[Stored data entries]

□ □ □ □ □

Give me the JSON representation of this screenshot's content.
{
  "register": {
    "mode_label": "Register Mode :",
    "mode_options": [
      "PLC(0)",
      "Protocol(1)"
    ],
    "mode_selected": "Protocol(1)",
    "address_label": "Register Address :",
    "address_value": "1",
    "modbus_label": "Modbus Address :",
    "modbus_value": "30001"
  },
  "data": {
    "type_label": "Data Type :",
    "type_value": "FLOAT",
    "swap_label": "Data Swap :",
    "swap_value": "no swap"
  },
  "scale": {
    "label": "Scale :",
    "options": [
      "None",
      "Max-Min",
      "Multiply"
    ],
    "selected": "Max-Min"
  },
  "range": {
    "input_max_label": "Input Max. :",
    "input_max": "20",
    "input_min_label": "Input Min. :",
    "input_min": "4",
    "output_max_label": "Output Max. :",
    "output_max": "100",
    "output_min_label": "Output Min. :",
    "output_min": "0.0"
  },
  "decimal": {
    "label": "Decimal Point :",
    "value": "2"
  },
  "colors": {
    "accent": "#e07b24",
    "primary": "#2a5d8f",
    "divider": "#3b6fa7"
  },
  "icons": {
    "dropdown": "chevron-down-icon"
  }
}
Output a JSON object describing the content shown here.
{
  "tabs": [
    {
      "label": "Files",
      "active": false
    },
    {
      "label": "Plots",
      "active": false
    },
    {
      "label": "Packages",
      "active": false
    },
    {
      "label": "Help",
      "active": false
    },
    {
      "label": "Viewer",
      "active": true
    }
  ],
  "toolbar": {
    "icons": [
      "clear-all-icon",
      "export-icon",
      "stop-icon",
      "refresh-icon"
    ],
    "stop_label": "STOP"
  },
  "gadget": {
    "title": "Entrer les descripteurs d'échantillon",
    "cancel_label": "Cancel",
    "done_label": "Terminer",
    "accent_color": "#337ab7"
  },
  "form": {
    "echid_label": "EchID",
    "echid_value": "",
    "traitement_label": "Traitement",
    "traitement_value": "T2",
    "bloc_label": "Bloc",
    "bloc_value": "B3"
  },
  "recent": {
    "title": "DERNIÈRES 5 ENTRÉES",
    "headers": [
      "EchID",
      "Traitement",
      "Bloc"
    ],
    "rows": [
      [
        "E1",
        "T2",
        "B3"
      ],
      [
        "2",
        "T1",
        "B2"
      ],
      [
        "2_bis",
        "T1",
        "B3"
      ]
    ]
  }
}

□ □ □ □ □

*Goal of the exercise*
Your task is to give the records above again, exactly.

*Finished task*
Give me the JSON representation of this screenshot's content.
{
  "register": {
    "mode_label": "Register Mode :",
    "mode_options": [
      "PLC(0)",
      "Protocol(1)"
    ],
    "mode_selected": "Protocol(1)",
    "address_label": "Register Address :",
    "address_value": "1",
    "modbus_label": "Modbus Address :",
    "modbus_value": "30001"
  },
  "data": {
    "type_label": "Data Type :",
    "type_value": "FLOAT",
    "swap_label": "Data Swap :",
    "swap_value": "no swap"
  },
  "scale": {
    "label": "Scale :",
    "options": [
      "None",
      "Max-Min",
      "Multiply"
    ],
    "selected": "Max-Min"
  },
  "range": {
    "input_max_label": "Input Max. :",
    "input_max": "20",
    "input_min_label": "Input Min. :",
    "input_min": "4",
    "output_max_label": "Output Max. :",
    "output_max": "100",
    "output_min_label": "Output Min. :",
    "output_min": "0.0"
  },
  "decimal": {
    "label": "Decimal Point :",
    "value": "2"
  },
  "colors": {
    "accent": "#e07b24",
    "primary": "#2a5d8f",
    "divider": "#3b6fa7"
  },
  "icons": {
    "dropdown": "chevron-down-icon"
  }
}
Output a JSON object describing the content shown here.
{
  "tabs": [
    {
      "label": "Files",
      "active": false
    },
    {
      "label": "Plots",
      "active": false
    },
    {
      "label": "Packages",
      "active": false
    },
    {
      "label": "Help",
      "active": false
    },
    {
      "label": "Viewer",
      "active": true
    }
  ],
  "toolbar": {
    "icons": [
      "clear-all-icon",
      "export-icon",
      "stop-icon",
      "refresh-icon"
    ],
    "stop_label": "STOP"
  },
  "gadget": {
    "title": "Entrer les descripteurs d'échantillon",
    "cancel_label": "Cancel",
    "done_label": "Terminer",
    "accent_color": "#337ab7"
  },
  "form": {
    "echid_label": "EchID",
    "echid_value": "",
    "traitement_label": "Traitement",
    "traitement_value": "T2",
    "bloc_label": "Bloc",
    "bloc_value": "B3"
  },
  "recent": {
    "title": "DERNIÈRES 5 ENTRÉES",
    "headers": [
      "EchID",
      "Traitement",
      "Bloc"
    ],
    "rows": [
      [
        "E1",
        "T2",
        "B3"
      ],
      [
        "2",
        "T1",
        "B2"
      ],
      [
        "2_bis",
        "T1",
        "B3"
      ]
    ]
  }
}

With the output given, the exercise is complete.